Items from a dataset
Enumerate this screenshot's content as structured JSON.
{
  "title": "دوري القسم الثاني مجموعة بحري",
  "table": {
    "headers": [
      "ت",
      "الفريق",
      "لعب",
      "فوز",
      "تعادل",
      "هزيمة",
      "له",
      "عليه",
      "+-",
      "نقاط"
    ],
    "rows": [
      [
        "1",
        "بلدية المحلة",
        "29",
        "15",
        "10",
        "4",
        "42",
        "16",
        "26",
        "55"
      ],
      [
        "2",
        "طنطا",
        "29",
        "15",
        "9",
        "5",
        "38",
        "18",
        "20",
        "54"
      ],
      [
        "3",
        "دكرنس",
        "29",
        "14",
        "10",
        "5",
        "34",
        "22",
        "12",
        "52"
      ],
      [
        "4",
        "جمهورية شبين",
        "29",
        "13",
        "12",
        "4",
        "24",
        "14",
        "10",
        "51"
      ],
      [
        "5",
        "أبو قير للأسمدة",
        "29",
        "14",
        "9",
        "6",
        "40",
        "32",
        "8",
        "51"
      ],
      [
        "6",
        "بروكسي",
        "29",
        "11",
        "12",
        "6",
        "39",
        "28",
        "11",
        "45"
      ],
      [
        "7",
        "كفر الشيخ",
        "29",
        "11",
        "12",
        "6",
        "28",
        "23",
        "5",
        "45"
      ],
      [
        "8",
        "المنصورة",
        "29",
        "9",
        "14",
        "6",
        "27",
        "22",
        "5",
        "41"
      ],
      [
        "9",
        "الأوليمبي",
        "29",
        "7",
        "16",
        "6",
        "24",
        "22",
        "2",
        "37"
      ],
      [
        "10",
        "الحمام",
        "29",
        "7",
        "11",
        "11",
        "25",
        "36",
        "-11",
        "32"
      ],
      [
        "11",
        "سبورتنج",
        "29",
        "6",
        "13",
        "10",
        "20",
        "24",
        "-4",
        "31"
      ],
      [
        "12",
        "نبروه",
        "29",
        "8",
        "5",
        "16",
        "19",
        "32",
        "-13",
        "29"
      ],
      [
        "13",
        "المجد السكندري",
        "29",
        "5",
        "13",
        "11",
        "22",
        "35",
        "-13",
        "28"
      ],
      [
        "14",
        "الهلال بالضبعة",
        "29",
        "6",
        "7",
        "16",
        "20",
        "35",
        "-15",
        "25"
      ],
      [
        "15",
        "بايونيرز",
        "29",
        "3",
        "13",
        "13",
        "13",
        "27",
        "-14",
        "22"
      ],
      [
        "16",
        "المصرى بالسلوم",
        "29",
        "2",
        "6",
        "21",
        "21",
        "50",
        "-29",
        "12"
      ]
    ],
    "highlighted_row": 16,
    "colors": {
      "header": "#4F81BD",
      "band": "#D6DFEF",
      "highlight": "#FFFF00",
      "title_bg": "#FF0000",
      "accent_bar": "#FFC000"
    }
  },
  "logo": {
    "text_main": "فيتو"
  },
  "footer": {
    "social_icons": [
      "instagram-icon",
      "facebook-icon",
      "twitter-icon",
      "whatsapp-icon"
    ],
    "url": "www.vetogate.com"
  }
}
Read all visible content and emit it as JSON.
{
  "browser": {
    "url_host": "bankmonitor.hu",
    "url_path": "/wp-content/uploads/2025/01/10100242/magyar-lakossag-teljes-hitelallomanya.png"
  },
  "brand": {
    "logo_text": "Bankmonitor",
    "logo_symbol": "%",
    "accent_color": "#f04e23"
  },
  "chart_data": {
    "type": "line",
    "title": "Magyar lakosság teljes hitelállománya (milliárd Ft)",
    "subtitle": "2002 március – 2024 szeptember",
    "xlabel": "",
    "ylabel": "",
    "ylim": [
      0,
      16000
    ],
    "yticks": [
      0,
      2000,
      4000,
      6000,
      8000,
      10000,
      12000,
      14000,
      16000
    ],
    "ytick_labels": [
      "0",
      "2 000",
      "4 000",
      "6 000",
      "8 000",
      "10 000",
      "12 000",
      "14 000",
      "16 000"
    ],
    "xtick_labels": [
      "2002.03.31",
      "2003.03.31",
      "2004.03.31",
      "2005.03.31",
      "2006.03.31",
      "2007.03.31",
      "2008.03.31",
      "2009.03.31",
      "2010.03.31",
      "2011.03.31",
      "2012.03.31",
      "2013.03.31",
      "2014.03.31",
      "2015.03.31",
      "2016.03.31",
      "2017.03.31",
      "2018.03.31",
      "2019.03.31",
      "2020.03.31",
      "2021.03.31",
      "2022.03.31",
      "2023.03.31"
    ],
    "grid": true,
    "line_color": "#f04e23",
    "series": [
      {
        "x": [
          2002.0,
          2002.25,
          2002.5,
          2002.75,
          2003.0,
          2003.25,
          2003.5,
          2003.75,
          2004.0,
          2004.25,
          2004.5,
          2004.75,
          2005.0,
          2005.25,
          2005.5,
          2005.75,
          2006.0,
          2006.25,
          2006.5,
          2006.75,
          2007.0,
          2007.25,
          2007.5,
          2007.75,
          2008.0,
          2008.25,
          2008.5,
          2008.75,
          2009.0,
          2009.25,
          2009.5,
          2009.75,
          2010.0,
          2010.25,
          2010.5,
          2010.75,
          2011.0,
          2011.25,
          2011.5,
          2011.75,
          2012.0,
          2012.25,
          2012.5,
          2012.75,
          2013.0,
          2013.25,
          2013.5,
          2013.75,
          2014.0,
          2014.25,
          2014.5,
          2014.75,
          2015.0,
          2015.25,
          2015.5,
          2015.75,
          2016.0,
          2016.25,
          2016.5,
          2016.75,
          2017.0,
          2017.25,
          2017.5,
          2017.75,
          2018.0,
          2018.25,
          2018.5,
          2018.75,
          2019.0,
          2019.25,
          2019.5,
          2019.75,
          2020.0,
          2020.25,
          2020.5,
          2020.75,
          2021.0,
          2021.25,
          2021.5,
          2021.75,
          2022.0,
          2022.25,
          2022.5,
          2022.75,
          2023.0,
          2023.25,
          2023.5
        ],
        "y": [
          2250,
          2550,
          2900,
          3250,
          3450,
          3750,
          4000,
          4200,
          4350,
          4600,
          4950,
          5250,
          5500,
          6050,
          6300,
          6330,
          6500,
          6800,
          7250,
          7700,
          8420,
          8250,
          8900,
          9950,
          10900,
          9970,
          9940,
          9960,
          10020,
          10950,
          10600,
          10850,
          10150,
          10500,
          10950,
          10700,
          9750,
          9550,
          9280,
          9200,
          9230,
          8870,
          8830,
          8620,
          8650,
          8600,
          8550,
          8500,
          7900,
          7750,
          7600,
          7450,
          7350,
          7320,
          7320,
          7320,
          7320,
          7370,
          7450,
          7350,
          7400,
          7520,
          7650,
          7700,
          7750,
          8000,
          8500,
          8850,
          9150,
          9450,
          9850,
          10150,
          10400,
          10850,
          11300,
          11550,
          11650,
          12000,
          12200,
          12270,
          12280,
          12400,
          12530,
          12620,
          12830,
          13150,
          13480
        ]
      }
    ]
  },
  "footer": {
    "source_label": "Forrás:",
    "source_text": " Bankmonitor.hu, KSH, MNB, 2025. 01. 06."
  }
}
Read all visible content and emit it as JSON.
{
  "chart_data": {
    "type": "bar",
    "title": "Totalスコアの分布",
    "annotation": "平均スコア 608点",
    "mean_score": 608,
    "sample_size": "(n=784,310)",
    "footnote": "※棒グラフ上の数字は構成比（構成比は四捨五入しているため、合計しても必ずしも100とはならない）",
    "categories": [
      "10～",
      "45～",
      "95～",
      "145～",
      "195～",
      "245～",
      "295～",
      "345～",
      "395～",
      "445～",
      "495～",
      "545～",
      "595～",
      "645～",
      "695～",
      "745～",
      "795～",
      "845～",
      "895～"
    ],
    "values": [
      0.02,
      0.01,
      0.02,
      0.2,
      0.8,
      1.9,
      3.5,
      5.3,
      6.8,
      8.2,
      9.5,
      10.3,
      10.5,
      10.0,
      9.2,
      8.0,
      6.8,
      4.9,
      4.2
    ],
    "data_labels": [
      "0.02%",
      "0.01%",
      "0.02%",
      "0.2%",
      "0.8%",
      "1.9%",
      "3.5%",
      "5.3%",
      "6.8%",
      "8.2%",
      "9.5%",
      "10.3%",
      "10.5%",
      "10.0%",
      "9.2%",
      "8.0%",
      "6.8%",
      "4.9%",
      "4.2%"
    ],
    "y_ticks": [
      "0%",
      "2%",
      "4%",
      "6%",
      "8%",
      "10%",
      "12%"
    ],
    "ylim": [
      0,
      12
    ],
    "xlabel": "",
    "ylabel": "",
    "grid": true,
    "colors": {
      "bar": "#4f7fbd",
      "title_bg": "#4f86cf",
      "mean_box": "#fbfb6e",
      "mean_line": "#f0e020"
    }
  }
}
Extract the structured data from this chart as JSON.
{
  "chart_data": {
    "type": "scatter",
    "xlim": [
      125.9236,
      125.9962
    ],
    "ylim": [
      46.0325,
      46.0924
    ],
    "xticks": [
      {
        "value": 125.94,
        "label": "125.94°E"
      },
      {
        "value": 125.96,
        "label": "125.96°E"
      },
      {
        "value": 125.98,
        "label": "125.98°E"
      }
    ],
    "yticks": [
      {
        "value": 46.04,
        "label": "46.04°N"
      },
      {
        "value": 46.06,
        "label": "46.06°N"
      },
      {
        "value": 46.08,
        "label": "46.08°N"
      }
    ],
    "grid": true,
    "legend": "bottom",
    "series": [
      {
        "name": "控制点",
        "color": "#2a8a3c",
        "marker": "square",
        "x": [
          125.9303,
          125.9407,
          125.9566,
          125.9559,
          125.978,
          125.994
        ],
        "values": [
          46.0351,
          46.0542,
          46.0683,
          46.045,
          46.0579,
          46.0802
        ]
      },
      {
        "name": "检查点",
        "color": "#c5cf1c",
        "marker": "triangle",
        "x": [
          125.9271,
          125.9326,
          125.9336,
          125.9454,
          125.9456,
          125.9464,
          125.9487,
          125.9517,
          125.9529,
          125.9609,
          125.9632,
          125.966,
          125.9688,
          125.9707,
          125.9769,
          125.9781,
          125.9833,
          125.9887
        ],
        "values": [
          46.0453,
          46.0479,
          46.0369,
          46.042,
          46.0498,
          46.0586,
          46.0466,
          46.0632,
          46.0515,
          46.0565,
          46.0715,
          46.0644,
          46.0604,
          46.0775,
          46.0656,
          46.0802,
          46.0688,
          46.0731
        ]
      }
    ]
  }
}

◆ Stated exercise ◆
Copy out every line in the listing where the word "JSON" appears.

◆ Result for this task ◆
Enumerate this screenshot's content as structured JSON.
Read all visible content and emit it as JSON.
Read all visible content and emit it as JSON.
Extract the structured data from this chart as JSON.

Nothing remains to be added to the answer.